(Saved data entries)

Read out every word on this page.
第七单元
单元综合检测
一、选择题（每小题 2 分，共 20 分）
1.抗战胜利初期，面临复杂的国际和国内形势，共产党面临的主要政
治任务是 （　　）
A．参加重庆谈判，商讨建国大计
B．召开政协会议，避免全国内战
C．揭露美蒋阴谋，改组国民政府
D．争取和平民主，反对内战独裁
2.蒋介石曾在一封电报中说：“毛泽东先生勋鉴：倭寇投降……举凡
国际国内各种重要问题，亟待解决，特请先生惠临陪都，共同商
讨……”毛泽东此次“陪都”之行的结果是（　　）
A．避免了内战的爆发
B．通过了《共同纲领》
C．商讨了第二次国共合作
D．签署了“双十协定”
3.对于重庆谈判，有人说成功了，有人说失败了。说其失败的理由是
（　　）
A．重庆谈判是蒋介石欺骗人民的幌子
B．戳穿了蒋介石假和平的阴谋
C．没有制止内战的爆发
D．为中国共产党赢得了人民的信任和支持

(What is needed) Every line above should be retyped exactly as given.

(Answer)
Read out every word on this page.
第七单元
单元综合检测
一、选择题（每小题 2 分，共 20 分）
1.抗战胜利初期，面临复杂的国际和国内形势，共产党面临的主要政
治任务是 （　　）
A．参加重庆谈判，商讨建国大计
B．召开政协会议，避免全国内战
C．揭露美蒋阴谋，改组国民政府
D．争取和平民主，反对内战独裁
2.蒋介石曾在一封电报中说：“毛泽东先生勋鉴：倭寇投降……举凡
国际国内各种重要问题，亟待解决，特请先生惠临陪都，共同商
讨……”毛泽东此次“陪都”之行的结果是（　　）
A．避免了内战的爆发
B．通过了《共同纲领》
C．商讨了第二次国共合作
D．签署了“双十协定”
3.对于重庆谈判，有人说成功了，有人说失败了。说其失败的理由是
（　　）
A．重庆谈判是蒋介石欺骗人民的幌子
B．戳穿了蒋介石假和平的阴谋
C．没有制止内战的爆发
D．为中国共产党赢得了人民的信任和支持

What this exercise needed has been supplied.